### GIVEN EXERCISE
Check each line of the entries below for the string "Tarikh"; copy every line where it appears.

### DATA FOR THE TASK
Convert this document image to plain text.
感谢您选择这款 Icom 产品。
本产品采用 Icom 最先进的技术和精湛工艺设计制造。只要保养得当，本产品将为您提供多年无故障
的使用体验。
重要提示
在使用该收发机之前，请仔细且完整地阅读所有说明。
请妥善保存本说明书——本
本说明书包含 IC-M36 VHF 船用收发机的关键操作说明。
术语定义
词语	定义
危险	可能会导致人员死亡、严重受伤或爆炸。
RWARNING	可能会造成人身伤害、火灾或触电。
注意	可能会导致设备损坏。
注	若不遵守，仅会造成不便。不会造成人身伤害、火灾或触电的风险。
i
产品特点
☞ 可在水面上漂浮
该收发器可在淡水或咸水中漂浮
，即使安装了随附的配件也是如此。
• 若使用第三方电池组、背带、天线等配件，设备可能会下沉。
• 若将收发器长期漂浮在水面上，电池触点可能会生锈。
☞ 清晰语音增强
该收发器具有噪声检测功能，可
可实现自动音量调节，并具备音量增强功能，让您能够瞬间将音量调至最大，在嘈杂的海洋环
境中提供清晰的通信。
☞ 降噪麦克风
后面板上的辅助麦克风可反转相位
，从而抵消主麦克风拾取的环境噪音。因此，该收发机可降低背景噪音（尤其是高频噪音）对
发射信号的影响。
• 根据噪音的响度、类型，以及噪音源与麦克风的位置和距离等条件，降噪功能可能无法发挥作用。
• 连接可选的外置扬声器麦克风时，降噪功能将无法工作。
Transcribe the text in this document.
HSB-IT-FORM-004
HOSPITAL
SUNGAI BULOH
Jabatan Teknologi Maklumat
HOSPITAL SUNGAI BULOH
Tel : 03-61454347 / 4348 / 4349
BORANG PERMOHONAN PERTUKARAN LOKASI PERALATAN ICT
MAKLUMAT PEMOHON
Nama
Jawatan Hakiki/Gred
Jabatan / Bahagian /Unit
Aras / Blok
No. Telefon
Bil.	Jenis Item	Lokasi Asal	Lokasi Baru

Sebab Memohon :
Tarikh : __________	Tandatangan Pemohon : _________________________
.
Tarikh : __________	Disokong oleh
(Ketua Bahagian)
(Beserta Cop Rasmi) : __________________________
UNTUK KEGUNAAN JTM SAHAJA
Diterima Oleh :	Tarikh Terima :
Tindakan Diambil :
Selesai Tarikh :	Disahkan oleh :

### FINISHED TASK
Tarikh : __________	Tandatangan Pemohon : _________________________
Tarikh : __________	Disokong oleh
Diterima Oleh :	Tarikh Terima :
Selesai Tarikh :	Disahkan oleh :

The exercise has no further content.